Start of Selected passage

The Information and Broadcasting Ministry also placed on its website mib.nic.in the format of the undertaking to be given to the WPC Wing of the Telecom Ministry for frequency assignment.

 

This undertaking makes it clear that the spectrum given to the FM operator will be provisional and will be surrendered in the event of the operator getting fresh spectrum after a permanent licence is issued through auction.

 

The permission will be valid for a period of 15 years from the effective date and there will be no extension. The permission, unless cancelled or revoked earlier, will automatically lapse and expire at the end of 15 years. Additionally, the permission holder will thereafter have no rights to continue to operate the channel after the expiry date.

 

The effective date of the permission period shall be reckoned from 1 April, 2015. The permission will be for free to air broadcasts on main carrier and data on sub-carriers.

 

The agreement mentions that the permission holder shall not be competent to grant a sub–permission directly or indirectly. However, the permission holder may resort to outsourcing of content production as well as leasing of content development equipment as long as it does not impact the permission holder’s right as FM broadcaster and enjoys complete control over the channel. The permission holder will be fully responsible for any violations or omissions of the stipulated provisions with regard to the content.

End of Selected passage

▶ [Objective 1]: In the FM permission passage, reproduce the words starting with "The effective date of" and going on through "data on sub-carriers.".
▶ [Objective 2]:
Using the FM permission passage, decide whether each statement agrees with it. Answer yes or no and quote the words that settle it.
(a) The permission can be extended after its 15-year period ends.
(b) The permission period counts from 1 April, 2015.
(c) The permission holder is allowed to outsource content production.
▶ [Objective 3]:
Answer these from the FM permission passage:
(a) On which website did the Information and Broadcasting Ministry place the format of the undertaking?
(b) To whom is the undertaking given for frequency assignment?
(c) What does the permission cover on the main carrier and on sub-carriers?

Start of Supplied data

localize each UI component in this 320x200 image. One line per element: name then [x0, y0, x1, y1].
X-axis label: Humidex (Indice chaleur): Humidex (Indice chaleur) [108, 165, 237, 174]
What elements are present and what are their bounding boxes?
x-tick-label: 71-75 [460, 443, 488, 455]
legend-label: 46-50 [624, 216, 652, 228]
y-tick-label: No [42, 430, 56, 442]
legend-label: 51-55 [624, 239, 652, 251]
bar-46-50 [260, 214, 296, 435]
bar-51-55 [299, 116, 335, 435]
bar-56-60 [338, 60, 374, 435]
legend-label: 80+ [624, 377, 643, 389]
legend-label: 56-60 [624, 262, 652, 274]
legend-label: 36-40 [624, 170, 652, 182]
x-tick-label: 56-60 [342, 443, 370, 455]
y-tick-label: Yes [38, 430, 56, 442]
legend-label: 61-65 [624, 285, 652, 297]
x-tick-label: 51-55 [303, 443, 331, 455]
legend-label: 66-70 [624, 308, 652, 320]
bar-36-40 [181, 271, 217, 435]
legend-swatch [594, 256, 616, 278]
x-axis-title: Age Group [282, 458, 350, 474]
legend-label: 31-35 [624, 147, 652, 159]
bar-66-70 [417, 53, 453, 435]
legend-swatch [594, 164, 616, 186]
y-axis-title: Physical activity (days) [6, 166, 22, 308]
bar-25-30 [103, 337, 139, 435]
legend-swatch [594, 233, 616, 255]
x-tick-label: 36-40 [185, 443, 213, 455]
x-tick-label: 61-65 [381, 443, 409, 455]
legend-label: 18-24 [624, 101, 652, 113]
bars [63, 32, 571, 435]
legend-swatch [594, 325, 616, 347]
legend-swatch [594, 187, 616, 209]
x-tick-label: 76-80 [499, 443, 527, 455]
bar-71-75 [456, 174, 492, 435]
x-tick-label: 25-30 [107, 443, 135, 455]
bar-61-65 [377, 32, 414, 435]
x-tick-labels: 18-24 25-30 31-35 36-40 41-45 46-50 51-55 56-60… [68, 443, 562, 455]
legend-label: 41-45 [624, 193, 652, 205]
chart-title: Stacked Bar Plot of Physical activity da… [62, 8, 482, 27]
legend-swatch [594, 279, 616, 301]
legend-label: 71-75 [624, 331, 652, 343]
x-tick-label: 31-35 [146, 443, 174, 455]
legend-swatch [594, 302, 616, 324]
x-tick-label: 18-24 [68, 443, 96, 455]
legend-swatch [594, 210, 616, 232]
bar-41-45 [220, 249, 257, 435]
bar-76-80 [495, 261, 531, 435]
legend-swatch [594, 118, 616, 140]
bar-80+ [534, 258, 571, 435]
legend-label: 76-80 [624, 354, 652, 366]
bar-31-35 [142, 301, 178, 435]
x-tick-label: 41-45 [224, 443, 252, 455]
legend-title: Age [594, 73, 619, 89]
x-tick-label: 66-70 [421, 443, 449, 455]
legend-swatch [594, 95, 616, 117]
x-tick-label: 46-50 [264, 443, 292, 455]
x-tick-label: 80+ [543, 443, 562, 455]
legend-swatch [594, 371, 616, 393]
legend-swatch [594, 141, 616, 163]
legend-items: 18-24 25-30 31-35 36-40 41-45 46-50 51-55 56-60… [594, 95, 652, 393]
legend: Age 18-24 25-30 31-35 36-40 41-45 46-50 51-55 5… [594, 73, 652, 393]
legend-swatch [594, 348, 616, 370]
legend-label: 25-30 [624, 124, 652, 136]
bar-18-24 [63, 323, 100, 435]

End of Supplied data

▶ [Solution 1]:
The effective date of the permission period shall be reckoned from 1 April, 2015. The permission will be for free to air broadcasts on main carrier and data on sub-carriers.

▶ [Solution 2]:
(a) No: "there will be no extension"
(b) Yes: "The effective date of the permission period shall be reckoned from 1 April, 2015."
(c) Yes: "the permission holder may resort to outsourcing of content production"

▶ [Solution 3]:
(a) mib.nic.in
(b) The WPC Wing of the Telecom Ministry
(c) Free-to-air broadcasts on the main carrier and data on sub-carriers